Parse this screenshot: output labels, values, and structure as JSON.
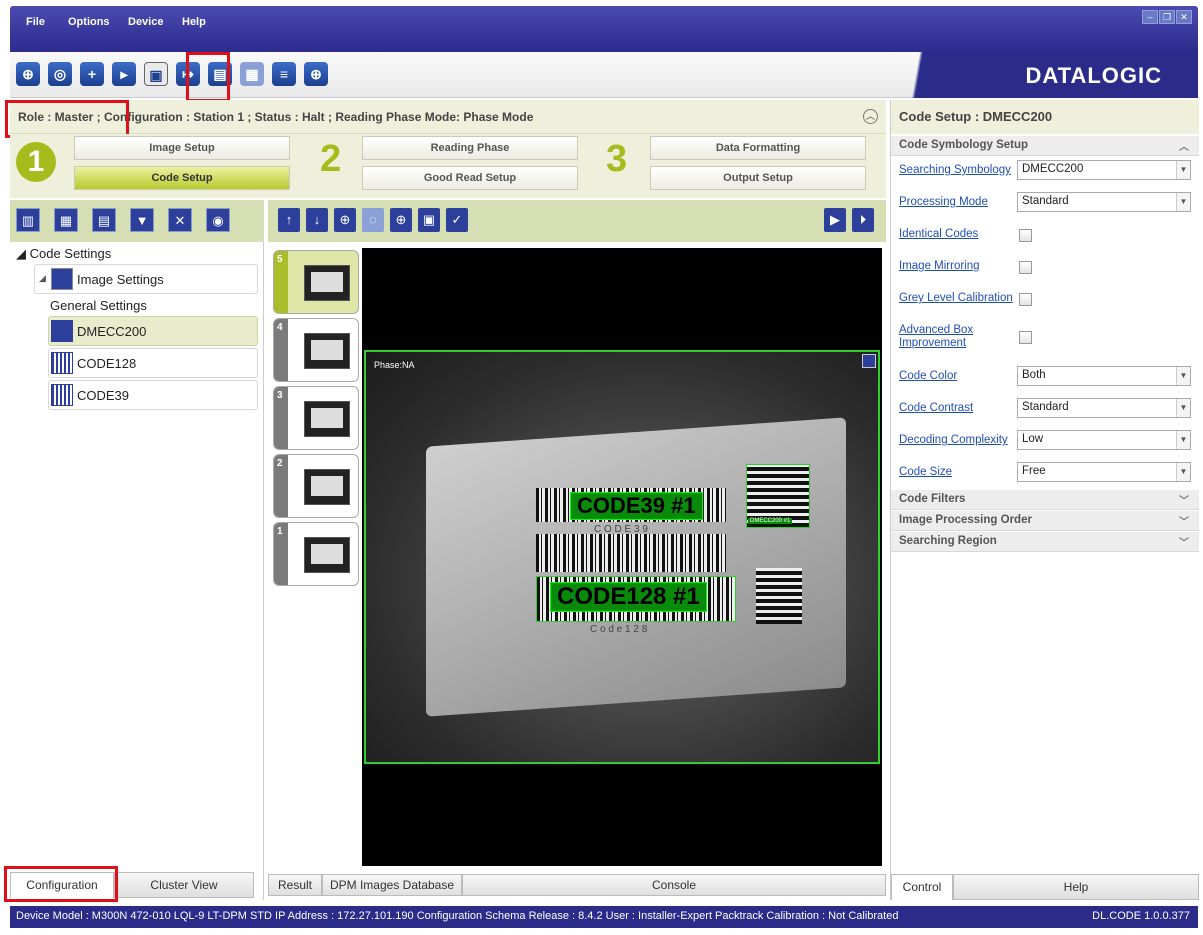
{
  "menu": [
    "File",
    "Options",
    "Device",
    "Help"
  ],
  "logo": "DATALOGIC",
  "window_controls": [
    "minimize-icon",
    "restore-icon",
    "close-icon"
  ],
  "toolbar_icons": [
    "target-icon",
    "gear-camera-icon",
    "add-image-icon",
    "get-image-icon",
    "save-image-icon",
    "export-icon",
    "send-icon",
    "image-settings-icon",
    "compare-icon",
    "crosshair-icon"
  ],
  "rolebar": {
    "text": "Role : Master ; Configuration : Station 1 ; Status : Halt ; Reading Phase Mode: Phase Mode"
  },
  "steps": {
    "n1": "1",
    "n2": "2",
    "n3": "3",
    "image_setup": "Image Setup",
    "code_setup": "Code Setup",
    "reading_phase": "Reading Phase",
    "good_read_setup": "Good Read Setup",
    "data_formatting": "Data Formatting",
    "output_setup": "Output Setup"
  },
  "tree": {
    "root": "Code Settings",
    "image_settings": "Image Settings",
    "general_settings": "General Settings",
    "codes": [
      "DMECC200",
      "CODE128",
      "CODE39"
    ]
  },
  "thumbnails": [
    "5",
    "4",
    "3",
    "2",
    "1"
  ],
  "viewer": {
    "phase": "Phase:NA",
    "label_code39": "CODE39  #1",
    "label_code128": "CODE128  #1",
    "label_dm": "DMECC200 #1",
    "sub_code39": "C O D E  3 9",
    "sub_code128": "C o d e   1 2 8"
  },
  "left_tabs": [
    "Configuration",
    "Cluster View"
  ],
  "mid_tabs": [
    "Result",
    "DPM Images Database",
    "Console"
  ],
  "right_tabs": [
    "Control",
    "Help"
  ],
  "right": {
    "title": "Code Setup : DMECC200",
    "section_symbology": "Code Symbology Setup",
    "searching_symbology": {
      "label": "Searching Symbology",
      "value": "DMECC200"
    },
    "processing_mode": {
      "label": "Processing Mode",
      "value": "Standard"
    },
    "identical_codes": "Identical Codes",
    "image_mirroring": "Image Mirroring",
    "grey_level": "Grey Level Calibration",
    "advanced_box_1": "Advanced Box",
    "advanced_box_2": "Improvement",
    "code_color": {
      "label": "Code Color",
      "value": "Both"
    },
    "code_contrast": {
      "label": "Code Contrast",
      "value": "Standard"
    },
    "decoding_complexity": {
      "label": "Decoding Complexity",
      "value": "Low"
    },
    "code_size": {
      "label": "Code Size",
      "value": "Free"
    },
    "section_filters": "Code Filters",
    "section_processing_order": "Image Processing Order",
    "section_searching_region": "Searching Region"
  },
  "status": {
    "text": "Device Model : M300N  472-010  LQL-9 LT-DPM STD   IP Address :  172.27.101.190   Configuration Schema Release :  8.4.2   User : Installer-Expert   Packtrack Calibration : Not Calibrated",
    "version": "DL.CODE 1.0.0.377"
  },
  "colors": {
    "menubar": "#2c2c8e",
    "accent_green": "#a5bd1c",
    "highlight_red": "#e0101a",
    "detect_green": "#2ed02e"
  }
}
...
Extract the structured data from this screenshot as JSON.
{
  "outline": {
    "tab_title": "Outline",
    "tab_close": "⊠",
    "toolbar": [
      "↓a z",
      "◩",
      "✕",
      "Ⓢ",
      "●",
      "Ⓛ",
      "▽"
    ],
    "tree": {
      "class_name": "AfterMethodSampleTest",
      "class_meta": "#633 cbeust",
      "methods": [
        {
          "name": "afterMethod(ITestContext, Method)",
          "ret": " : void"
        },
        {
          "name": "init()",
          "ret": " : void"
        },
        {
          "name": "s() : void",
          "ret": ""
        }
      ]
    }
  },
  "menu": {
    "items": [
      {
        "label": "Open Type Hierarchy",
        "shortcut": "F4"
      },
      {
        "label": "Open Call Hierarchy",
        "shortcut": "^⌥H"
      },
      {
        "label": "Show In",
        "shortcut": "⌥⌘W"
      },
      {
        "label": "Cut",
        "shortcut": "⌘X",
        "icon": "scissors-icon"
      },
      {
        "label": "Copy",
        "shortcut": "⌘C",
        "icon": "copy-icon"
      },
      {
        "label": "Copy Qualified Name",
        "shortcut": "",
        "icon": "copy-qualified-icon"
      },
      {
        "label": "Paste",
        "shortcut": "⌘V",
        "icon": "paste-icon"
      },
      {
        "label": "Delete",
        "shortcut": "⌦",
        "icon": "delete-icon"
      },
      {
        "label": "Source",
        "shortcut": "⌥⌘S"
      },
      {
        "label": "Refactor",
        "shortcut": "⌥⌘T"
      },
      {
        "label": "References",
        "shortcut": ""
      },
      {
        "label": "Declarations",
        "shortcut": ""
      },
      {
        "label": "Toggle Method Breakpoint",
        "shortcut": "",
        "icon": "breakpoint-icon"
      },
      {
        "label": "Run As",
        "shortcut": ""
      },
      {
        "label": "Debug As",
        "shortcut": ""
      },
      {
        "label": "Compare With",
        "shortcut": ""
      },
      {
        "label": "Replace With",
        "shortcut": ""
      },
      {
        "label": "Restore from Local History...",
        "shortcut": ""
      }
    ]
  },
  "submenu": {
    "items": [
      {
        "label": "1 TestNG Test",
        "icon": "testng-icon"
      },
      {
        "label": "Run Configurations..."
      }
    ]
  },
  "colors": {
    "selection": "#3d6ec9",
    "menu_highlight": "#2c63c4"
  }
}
--
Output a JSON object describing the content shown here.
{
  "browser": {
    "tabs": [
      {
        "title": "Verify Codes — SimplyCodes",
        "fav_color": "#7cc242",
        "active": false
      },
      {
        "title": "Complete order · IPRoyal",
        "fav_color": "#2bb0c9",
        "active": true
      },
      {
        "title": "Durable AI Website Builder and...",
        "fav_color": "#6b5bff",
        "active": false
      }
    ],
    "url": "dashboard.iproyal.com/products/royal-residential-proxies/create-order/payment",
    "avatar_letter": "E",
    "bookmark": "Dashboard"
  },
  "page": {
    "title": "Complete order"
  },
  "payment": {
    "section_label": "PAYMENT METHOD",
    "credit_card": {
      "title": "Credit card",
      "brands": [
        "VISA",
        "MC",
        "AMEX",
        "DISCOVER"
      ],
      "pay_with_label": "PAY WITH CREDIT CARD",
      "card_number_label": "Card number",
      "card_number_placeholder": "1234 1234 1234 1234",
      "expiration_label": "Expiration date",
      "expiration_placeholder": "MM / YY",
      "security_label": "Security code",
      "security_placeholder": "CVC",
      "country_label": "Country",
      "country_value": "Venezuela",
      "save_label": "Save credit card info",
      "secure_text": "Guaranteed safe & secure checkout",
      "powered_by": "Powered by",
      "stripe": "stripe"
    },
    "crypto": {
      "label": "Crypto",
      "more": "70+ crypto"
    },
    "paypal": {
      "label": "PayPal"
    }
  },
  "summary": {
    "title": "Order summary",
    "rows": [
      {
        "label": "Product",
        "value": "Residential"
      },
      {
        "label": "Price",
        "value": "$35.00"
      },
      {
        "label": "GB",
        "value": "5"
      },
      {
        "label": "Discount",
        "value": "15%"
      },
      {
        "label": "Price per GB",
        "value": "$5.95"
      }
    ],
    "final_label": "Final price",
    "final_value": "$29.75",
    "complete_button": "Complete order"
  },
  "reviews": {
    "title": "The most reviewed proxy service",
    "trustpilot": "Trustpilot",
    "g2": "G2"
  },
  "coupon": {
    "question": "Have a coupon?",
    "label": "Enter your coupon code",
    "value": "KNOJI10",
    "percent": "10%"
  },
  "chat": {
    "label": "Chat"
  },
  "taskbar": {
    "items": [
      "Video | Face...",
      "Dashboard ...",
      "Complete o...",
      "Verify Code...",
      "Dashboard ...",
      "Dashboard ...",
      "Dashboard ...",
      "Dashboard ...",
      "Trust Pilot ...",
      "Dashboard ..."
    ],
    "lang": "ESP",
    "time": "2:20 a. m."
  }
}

> [What this task involves]: Filter the records, keeping only lines that contain "from", and show those lines.

> [Full answer]:
Extract the structured data from this screenshot as JSON.
        "label": "Restore from Local History...",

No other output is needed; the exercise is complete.